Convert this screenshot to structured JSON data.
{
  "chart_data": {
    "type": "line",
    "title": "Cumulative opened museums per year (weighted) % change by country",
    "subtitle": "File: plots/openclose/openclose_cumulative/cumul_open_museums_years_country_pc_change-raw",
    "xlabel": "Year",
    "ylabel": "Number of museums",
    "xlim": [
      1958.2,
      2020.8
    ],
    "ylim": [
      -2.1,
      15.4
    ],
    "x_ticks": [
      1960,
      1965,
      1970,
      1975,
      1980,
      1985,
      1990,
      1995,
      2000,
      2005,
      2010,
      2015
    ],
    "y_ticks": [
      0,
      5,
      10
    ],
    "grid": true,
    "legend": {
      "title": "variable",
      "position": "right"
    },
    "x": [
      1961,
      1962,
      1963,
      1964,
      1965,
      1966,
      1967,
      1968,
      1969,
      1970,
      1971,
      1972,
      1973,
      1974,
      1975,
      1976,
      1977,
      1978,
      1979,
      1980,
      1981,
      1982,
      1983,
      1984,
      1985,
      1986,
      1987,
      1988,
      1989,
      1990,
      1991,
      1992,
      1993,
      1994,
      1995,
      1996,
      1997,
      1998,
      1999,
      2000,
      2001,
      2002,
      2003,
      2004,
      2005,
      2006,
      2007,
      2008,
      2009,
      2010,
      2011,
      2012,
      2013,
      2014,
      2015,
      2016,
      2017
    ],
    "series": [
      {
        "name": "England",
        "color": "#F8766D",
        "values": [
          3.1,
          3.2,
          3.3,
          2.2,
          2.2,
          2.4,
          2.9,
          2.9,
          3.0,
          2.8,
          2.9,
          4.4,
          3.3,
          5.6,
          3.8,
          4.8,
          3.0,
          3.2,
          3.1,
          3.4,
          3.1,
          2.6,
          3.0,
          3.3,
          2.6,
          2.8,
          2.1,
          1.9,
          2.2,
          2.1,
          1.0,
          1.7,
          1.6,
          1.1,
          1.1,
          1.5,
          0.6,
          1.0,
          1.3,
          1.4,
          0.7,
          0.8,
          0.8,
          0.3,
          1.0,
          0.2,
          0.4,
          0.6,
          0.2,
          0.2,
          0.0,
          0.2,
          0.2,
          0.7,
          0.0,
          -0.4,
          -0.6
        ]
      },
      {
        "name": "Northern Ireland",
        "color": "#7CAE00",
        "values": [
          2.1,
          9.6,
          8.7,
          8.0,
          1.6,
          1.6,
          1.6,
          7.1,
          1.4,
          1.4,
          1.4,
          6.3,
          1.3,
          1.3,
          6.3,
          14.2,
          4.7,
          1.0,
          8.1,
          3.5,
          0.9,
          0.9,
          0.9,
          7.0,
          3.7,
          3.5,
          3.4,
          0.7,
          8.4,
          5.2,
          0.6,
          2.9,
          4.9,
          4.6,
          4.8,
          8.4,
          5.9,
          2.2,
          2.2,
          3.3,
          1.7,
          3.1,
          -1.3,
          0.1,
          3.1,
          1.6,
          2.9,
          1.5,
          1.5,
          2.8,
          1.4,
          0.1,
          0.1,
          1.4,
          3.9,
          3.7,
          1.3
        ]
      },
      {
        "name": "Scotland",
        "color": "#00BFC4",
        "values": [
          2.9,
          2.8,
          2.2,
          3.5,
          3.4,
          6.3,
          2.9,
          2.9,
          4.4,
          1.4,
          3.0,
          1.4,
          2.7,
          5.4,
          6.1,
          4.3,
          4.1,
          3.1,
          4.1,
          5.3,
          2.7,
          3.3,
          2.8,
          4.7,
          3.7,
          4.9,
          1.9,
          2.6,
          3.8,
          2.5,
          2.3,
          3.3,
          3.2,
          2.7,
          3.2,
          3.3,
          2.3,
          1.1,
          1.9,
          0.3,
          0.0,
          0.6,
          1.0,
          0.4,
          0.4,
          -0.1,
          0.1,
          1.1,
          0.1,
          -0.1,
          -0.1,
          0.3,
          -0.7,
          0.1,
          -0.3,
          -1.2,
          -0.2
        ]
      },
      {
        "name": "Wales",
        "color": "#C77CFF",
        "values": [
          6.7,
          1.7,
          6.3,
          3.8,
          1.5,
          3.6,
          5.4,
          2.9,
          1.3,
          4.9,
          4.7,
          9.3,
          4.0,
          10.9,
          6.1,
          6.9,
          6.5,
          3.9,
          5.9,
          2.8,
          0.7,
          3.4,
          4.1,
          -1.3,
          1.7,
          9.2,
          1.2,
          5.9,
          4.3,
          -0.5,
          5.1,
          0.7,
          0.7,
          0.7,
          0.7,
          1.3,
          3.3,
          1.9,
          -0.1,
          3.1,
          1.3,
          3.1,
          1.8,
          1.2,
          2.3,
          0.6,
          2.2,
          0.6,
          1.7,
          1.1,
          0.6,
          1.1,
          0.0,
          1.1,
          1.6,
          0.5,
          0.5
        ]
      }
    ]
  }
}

· · · · · · ·

WORK TO BE COMPLETED
Copy all the entries verbatim.

COMPLETE OUTPUT
Convert this screenshot to structured JSON data.
{
  "chart_data": {
    "type": "line",
    "title": "Cumulative opened museums per year (weighted) % change by country",
    "subtitle": "File: plots/openclose/openclose_cumulative/cumul_open_museums_years_country_pc_change-raw",
    "xlabel": "Year",
    "ylabel": "Number of museums",
    "xlim": [
      1958.2,
      2020.8
    ],
    "ylim": [
      -2.1,
      15.4
    ],
    "x_ticks": [
      1960,
      1965,
      1970,
      1975,
      1980,
      1985,
      1990,
      1995,
      2000,
      2005,
      2010,
      2015
    ],
    "y_ticks": [
      0,
      5,
      10
    ],
    "grid": true,
    "legend": {
      "title": "variable",
      "position": "right"
    },
    "x": [
      1961,
      1962,
      1963,
      1964,
      1965,
      1966,
      1967,
      1968,
      1969,
      1970,
      1971,
      1972,
      1973,
      1974,
      1975,
      1976,
      1977,
      1978,
      1979,
      1980,
      1981,
      1982,
      1983,
      1984,
      1985,
      1986,
      1987,
      1988,
      1989,
      1990,
      1991,
      1992,
      1993,
      1994,
      1995,
      1996,
      1997,
      1998,
      1999,
      2000,
      2001,
      2002,
      2003,
      2004,
      2005,
      2006,
      2007,
      2008,
      2009,
      2010,
      2011,
      2012,
      2013,
      2014,
      2015,
      2016,
      2017
    ],
    "series": [
      {
        "name": "England",
        "color": "#F8766D",
        "values": [
          3.1,
          3.2,
          3.3,
          2.2,
          2.2,
          2.4,
          2.9,
          2.9,
          3.0,
          2.8,
          2.9,
          4.4,
          3.3,
          5.6,
          3.8,
          4.8,
          3.0,
          3.2,
          3.1,
          3.4,
          3.1,
          2.6,
          3.0,
          3.3,
          2.6,
          2.8,
          2.1,
          1.9,
          2.2,
          2.1,
          1.0,
          1.7,
          1.6,
          1.1,
          1.1,
          1.5,
          0.6,
          1.0,
          1.3,
          1.4,
          0.7,
          0.8,
          0.8,
          0.3,
          1.0,
          0.2,
          0.4,
          0.6,
          0.2,
          0.2,
          0.0,
          0.2,
          0.2,
          0.7,
          0.0,
          -0.4,
          -0.6
        ]
      },
      {
        "name": "Northern Ireland",
        "color": "#7CAE00",
        "values": [
          2.1,
          9.6,
          8.7,
          8.0,
          1.6,
          1.6,
          1.6,
          7.1,
          1.4,
          1.4,
          1.4,
          6.3,
          1.3,
          1.3,
          6.3,
          14.2,
          4.7,
          1.0,
          8.1,
          3.5,
          0.9,
          0.9,
          0.9,
          7.0,
          3.7,
          3.5,
          3.4,
          0.7,
          8.4,
          5.2,
          0.6,
          2.9,
          4.9,
          4.6,
          4.8,
          8.4,
          5.9,
          2.2,
          2.2,
          3.3,
          1.7,
          3.1,
          -1.3,
          0.1,
          3.1,
          1.6,
          2.9,
          1.5,
          1.5,
          2.8,
          1.4,
          0.1,
          0.1,
          1.4,
          3.9,
          3.7,
          1.3
        ]
      },
      {
        "name": "Scotland",
        "color": "#00BFC4",
        "values": [
          2.9,
          2.8,
          2.2,
          3.5,
          3.4,
          6.3,
          2.9,
          2.9,
          4.4,
          1.4,
          3.0,
          1.4,
          2.7,
          5.4,
          6.1,
          4.3,
          4.1,
          3.1,
          4.1,
          5.3,
          2.7,
          3.3,
          2.8,
          4.7,
          3.7,
          4.9,
          1.9,
          2.6,
          3.8,
          2.5,
          2.3,
          3.3,
          3.2,
          2.7,
          3.2,
          3.3,
          2.3,
          1.1,
          1.9,
          0.3,
          0.0,
          0.6,
          1.0,
          0.4,
          0.4,
          -0.1,
          0.1,
          1.1,
          0.1,
          -0.1,
          -0.1,
          0.3,
          -0.7,
          0.1,
          -0.3,
          -1.2,
          -0.2
        ]
      },
      {
        "name": "Wales",
        "color": "#C77CFF",
        "values": [
          6.7,
          1.7,
          6.3,
          3.8,
          1.5,
          3.6,
          5.4,
          2.9,
          1.3,
          4.9,
          4.7,
          9.3,
          4.0,
          10.9,
          6.1,
          6.9,
          6.5,
          3.9,
          5.9,
          2.8,
          0.7,
          3.4,
          4.1,
          -1.3,
          1.7,
          9.2,
          1.2,
          5.9,
          4.3,
          -0.5,
          5.1,
          0.7,
          0.7,
          0.7,
          0.7,
          1.3,
          3.3,
          1.9,
          -0.1,
          3.1,
          1.3,
          3.1,
          1.8,
          1.2,
          2.3,
          0.6,
          2.2,
          0.6,
          1.7,
          1.1,
          0.6,
          1.1,
          0.0,
          1.1,
          1.6,
          0.5,
          0.5
        ]
      }
    ]
  }
}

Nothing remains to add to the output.